(Saved data entries)
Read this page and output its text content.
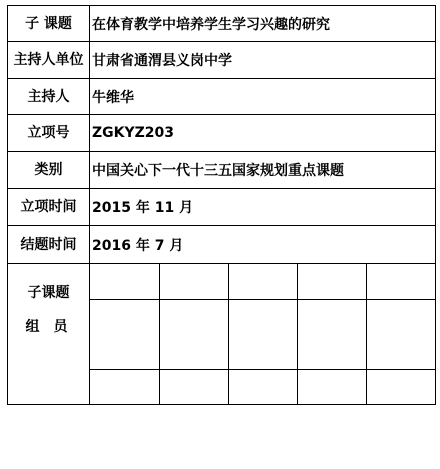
子 课题	在体育教学中培养学生学习兴趣的研究
主持人单位	甘肃省通渭县义岗中学
主持人	牛维华
立项号	ZGKYZ203
类别	中国关心下一代十三五国家规划重点课题
立项时间	2015 年 11 月
结题时间	2016 年 7 月

子课题
组员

**PROMPT:** Leaving out the pictures, repeat the data above exactly.

**EXERCISE SOLUTION:**
Read this page and output its text content.
子 课题	在体育教学中培养学生学习兴趣的研究
主持人单位	甘肃省通渭县义岗中学
主持人	牛维华
立项号	ZGKYZ203
类别	中国关心下一代十三五国家规划重点课题
立项时间	2015 年 11 月
结题时间	2016 年 7 月

子课题
组员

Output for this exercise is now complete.